## Text provided
⁂
More recently, the company signed a deal with software technology company Playback Health, to launch platforms for patient medical information to retain their healthcare data.

In April 2022, Northwell Health announced it will be providing telemedicine support of around 18,000 lb of medical supplies to the front-line regions of Ukraine to aid in the humanitarian crisis.

In May 2025, it was announced that Northwell's planned merger with Nuvance Health was completed. The health system would continue operating under the Northwell name and it marks the first time the health system would operate beyond New York.

==Billing controversy==
On 12 April 2024, New York attorney general Letitia James announced that her office secured more than 1 million dollars from Northwell after they deceptively advertised that three of their emergency departments were COVID-19 testing sites. The health system would bill the claim as an ER visit even though the only care that some received was having been administered a COVID test. Others who sought care at their ERs for other issues were charged for the COVID test as well as the ER visit, despite federal and state laws prohibiting the billing of COVID-19 tests and related services. Northwell paid about $650,000 in penalties to the state and refunded about $400,000 to around 2,000 patients.

==Hospitals==
The following hospitals and medical facilities are part of Northwell Health.
⁂
## Stored data
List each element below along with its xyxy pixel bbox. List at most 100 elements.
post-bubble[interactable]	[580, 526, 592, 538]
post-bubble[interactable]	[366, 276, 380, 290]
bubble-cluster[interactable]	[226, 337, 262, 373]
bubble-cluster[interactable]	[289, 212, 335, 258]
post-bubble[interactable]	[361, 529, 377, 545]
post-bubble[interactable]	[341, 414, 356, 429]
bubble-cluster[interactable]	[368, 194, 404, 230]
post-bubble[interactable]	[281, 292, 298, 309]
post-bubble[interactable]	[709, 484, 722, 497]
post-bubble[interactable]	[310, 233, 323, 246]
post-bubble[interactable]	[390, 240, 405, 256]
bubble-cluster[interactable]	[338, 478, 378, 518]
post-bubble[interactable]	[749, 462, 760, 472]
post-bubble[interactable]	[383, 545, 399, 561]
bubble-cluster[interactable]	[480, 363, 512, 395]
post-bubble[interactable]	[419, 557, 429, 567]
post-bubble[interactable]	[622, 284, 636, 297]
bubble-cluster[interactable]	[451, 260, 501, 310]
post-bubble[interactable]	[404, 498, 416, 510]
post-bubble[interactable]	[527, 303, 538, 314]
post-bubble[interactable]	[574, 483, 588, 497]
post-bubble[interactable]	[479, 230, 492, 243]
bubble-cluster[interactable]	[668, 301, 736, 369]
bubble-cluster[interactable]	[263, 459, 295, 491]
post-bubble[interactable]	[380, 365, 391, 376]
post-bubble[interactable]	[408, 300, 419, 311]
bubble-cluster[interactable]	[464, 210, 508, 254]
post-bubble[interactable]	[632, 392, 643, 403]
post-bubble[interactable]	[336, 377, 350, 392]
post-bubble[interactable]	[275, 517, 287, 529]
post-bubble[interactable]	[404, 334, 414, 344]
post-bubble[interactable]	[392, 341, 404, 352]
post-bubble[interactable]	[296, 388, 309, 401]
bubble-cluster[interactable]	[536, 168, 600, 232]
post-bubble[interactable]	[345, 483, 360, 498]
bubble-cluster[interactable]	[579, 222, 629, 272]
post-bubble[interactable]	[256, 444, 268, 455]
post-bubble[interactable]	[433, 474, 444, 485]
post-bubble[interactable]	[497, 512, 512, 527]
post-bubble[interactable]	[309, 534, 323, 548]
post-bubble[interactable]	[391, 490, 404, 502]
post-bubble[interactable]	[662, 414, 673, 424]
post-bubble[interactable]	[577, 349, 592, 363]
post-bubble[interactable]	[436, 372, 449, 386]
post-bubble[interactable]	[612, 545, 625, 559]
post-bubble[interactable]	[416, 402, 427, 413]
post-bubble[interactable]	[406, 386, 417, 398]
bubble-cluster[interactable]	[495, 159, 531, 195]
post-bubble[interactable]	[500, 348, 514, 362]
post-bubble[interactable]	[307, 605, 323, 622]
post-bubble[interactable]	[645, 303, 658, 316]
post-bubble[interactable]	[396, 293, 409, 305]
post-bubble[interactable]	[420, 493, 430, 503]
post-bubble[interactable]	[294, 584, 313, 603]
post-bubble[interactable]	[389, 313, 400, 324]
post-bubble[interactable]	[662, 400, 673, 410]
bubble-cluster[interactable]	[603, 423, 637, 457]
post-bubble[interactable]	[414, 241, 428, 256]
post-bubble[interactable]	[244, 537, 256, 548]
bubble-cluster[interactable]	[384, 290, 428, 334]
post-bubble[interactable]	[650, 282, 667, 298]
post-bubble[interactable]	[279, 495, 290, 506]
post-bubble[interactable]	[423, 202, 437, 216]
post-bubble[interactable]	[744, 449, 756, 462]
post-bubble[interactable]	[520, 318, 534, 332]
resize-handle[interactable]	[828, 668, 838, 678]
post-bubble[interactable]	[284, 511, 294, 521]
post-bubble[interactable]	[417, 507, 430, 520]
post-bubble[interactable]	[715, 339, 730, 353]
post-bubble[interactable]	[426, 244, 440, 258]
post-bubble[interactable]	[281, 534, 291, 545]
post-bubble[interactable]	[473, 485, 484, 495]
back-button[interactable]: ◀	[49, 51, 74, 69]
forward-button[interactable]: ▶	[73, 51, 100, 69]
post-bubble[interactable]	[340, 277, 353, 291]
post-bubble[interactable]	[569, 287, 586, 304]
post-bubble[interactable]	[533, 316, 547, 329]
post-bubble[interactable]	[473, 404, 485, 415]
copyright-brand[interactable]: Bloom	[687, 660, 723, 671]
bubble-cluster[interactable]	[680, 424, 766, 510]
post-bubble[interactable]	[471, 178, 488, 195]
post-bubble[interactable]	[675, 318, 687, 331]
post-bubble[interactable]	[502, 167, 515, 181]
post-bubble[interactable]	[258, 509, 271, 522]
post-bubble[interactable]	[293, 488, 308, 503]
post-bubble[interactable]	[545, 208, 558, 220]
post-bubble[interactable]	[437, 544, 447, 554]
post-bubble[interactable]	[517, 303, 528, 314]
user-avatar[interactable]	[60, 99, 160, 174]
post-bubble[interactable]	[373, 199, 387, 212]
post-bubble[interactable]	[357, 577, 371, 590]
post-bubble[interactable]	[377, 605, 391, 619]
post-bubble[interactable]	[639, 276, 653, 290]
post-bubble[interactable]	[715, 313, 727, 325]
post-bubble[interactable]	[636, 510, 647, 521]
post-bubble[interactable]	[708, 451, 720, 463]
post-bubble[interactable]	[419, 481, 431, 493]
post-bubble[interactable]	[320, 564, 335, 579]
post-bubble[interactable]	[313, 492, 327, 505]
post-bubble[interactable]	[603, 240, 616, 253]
⁂
## What to do
Reproduce a passage from the text about Northwell Health word for word. Begin at the words "More recently, the" and stop after "the humanitarian crisis.".

## Answer box
More recently, the company signed a deal with software technology company Playback Health, to launch platforms for patient medical information to retain their healthcare data.

In April 2022, Northwell Health announced it will be providing telemedicine support of around 18,000 lb of medical supplies to the front-line regions of Ukraine to aid in the humanitarian crisis.